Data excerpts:
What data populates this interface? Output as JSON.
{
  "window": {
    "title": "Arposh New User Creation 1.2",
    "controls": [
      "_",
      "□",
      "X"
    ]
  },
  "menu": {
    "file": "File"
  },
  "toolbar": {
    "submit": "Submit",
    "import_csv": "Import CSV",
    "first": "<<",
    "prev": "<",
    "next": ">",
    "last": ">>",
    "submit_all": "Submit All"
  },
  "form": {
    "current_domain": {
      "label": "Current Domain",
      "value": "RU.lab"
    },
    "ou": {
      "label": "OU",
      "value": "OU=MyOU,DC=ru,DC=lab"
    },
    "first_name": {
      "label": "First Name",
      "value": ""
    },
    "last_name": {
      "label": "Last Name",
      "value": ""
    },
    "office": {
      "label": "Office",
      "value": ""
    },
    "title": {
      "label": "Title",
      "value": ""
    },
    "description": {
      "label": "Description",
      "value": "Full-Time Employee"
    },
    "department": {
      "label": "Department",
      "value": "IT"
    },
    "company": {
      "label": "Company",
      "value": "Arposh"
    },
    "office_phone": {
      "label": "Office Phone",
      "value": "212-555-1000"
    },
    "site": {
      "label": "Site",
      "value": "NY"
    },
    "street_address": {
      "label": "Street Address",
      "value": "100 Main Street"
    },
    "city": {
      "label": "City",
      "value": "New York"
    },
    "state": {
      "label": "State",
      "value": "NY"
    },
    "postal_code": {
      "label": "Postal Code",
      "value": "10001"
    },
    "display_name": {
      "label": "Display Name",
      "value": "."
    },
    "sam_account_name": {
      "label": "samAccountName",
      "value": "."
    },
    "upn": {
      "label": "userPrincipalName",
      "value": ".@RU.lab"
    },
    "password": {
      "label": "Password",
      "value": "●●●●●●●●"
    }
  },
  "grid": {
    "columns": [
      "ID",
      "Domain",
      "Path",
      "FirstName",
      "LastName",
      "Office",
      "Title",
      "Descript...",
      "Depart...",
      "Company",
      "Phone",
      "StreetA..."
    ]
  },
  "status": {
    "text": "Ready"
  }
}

— GIVEN REQUEST —
Work out the number of lines above that include the string "Arposh" and write only that number.

— OUTPUT OF THE TASK —
2